--- Start RECORDS FOR THE TASK ---

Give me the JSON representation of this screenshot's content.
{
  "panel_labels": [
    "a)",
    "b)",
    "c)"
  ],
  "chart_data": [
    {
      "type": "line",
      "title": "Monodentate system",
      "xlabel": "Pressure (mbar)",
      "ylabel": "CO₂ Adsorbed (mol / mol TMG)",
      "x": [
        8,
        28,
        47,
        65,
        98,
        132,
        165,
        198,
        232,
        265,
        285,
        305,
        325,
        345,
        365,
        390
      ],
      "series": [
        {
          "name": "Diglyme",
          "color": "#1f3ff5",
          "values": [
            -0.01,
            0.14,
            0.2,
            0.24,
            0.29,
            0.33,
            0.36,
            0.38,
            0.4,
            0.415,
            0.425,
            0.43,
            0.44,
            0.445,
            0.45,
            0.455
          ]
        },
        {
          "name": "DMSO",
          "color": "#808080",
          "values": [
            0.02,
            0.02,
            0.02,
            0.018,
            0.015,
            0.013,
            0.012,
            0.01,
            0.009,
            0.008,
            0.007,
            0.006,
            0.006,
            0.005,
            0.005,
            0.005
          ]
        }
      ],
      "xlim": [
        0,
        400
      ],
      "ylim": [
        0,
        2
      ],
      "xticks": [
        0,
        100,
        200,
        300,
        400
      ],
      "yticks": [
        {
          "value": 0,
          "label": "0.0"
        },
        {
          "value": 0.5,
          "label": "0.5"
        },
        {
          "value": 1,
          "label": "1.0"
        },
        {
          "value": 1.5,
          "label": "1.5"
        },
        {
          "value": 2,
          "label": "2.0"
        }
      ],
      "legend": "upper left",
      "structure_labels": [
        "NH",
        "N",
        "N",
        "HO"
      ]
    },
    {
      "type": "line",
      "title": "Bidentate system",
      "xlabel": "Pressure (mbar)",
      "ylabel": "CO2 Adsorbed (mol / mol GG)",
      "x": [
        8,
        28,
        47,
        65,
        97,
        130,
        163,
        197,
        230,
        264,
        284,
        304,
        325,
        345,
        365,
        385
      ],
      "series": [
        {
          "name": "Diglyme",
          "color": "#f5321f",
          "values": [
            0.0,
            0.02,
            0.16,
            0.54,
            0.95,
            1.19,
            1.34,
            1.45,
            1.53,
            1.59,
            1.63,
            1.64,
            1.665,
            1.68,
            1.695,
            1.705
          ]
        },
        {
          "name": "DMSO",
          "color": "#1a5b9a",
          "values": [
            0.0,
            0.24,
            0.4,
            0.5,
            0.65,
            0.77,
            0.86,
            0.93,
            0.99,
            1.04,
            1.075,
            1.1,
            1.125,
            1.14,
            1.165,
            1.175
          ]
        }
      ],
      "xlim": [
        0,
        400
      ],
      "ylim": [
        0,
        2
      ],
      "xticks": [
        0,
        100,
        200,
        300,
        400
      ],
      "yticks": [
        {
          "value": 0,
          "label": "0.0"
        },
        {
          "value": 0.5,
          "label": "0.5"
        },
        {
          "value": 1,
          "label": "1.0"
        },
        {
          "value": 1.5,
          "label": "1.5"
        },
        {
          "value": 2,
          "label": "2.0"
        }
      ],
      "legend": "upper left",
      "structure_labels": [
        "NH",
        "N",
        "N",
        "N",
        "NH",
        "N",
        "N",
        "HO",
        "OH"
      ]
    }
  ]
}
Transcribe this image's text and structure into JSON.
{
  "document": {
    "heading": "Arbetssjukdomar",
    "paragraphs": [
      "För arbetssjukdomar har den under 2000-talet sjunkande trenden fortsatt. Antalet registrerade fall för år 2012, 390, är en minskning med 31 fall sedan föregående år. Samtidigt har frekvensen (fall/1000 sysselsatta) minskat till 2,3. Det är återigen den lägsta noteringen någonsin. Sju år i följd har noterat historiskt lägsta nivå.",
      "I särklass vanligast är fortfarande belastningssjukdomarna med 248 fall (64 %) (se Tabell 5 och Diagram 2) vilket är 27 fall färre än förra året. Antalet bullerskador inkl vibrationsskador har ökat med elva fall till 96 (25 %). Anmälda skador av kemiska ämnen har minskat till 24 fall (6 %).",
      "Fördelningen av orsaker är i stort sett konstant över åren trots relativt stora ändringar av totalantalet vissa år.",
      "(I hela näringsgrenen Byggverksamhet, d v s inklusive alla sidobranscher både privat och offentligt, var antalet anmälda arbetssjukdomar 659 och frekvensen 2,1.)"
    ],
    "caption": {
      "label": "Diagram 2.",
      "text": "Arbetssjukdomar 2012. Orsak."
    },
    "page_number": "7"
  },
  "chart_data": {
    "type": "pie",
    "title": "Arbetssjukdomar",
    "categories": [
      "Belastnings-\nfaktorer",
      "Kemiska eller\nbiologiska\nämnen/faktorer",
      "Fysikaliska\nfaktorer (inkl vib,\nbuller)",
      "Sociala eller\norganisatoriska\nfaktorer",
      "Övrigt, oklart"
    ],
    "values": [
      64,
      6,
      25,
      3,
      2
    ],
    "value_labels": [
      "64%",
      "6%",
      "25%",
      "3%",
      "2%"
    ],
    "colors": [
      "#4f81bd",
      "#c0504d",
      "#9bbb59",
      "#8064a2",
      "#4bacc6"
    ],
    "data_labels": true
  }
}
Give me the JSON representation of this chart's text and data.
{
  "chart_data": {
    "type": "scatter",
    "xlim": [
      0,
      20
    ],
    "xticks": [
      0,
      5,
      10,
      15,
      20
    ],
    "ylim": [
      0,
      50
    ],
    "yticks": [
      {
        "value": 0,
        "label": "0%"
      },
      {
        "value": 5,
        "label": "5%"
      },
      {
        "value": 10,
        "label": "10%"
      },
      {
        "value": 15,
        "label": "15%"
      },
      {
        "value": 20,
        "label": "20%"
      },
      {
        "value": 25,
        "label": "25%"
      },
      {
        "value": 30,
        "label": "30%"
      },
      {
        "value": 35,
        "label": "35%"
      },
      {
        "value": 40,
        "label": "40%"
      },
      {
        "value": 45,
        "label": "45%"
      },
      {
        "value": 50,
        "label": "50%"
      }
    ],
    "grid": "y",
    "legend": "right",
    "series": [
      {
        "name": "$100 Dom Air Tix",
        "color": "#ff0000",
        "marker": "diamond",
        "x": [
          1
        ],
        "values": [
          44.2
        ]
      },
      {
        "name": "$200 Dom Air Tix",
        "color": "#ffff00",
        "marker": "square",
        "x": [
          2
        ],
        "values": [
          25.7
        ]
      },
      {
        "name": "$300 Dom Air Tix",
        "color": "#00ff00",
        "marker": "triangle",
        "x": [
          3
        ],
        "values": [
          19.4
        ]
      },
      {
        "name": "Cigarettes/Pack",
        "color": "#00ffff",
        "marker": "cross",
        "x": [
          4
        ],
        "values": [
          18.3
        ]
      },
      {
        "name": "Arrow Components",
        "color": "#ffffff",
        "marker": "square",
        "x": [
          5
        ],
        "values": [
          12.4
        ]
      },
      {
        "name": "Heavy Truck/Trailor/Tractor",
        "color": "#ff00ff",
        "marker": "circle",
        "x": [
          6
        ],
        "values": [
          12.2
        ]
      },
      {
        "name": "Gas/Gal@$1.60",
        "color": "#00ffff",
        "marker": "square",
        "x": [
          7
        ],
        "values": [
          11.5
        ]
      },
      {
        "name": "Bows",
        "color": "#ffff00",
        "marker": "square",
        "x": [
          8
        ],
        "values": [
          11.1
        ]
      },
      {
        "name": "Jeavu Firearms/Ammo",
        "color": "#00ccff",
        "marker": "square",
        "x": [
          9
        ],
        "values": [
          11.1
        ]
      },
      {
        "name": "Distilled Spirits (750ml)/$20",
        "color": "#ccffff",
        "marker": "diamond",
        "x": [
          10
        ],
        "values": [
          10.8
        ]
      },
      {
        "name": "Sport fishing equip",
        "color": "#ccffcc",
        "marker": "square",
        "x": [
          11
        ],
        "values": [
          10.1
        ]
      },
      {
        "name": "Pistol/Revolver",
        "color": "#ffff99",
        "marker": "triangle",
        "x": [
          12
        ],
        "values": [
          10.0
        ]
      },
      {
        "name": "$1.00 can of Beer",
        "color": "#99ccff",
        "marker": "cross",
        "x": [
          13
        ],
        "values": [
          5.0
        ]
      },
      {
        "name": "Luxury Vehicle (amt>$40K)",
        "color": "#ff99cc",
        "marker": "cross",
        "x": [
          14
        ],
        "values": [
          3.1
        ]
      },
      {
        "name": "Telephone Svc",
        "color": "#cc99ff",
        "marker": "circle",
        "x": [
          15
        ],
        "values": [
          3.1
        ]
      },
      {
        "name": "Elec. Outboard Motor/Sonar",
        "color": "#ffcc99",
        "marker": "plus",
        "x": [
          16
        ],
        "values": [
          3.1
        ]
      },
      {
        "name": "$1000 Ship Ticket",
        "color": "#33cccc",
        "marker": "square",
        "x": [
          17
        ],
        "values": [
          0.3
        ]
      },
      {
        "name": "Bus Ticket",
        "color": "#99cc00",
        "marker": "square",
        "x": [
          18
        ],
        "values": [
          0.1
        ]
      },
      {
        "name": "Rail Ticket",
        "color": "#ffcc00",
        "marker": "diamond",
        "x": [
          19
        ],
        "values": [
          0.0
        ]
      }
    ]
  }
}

--- End RECORDS FOR THE TASK ---

INSTRUCTIONS TO FOLLOW: Of the lines in the entries above, how many include "Diagram"? Only the number should be given.

RESULT BELOW: 2